### What the exercise asks
Tally how many lines in the items below contain the string "known". Reply with the number alone.

### Material for this exercise
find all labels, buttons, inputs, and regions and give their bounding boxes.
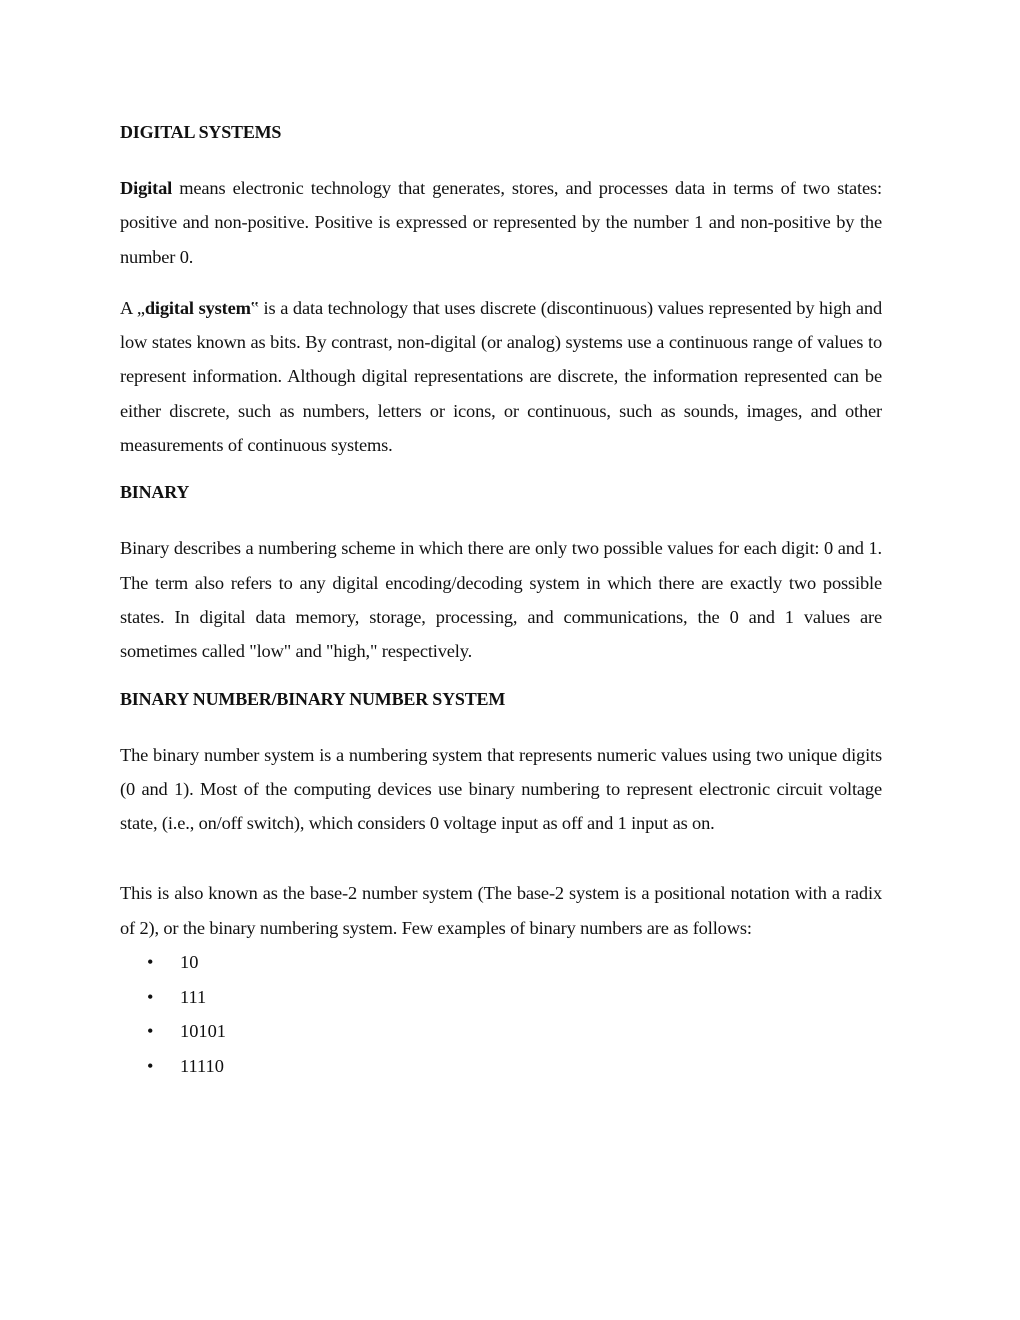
list-item-text: 10 [180,952,199,973]
list-item-text: 111 [180,986,207,1007]
heading-binary-number-system: BINARY NUMBER/BINARY NUMBER SYSTEM [120,688,506,709]
paragraph-digital-system [120,291,882,462]
paragraph-text: means electronic technology that generates, stores, and processes data in terms of two states: positive and non-positive. Positive is expressed or represented by the number 1 and non-positive by the number 0. [120,178,882,267]
paragraph-digital-definition [120,171,882,274]
paragraph-text: ‟ is a data technology that uses discrete (discontinuous) values represented by high and low states known as bits. By contrast, non-digital (or analog) systems use a continuous range of values to represent information. Although digital representations are discrete, the information represented can be either discrete, such as numbers, letters or icons, or continuous, such as sounds, images, and other measurements of continuous systems. [120,297,882,456]
list-item [120,1049,882,1084]
list-item-text: 10101 [180,1021,226,1042]
list-item [120,945,882,980]
bold-term-digital: Digital [120,178,173,198]
list-item [120,1014,882,1049]
paragraph-binary: Binary describes a numbering scheme in which there are only two possible values for each digit: 0 and 1. The term also refers to any digital encoding/decoding system in which there are exactly two possible states. In digital data memory, storage, processing, and communications, the 0 and 1 values are sometimes called "low" and "high," respectively. [120,538,882,662]
bullet-icon: • [147,1021,154,1042]
bold-term-digital-system: digital system [144,297,251,318]
bullet-icon: • [147,986,154,1007]
binary-examples-list [120,945,882,1084]
bullet-icon: • [147,952,154,973]
list-item-text: 11110 [180,1056,224,1077]
paragraph-base-2: This is also known as the base-2 number system (The base-2 system is a positional notation with a radix of 2), or the binary numbering system. Few examples of binary numbers are as follows: [120,883,882,938]
paragraph-binary-number-system: The binary number system is a numbering system that represents numeric values using two unique digits (0 and 1). Most of the computing devices use binary numbering to represent electronic circuit voltage state, (i.e., on/off switch), which considers 0 voltage input as off and 1 input as on. [120,744,882,834]
bullet-icon: • [147,1056,154,1077]
document-page [120,119,882,1084]
list-item [120,980,882,1015]
heading-binary: BINARY [120,482,190,503]
heading-digital-systems: DIGITAL SYSTEMS [120,122,282,142]
paragraph-prefix: A „ [120,297,145,318]
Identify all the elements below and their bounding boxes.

### Output for this task
2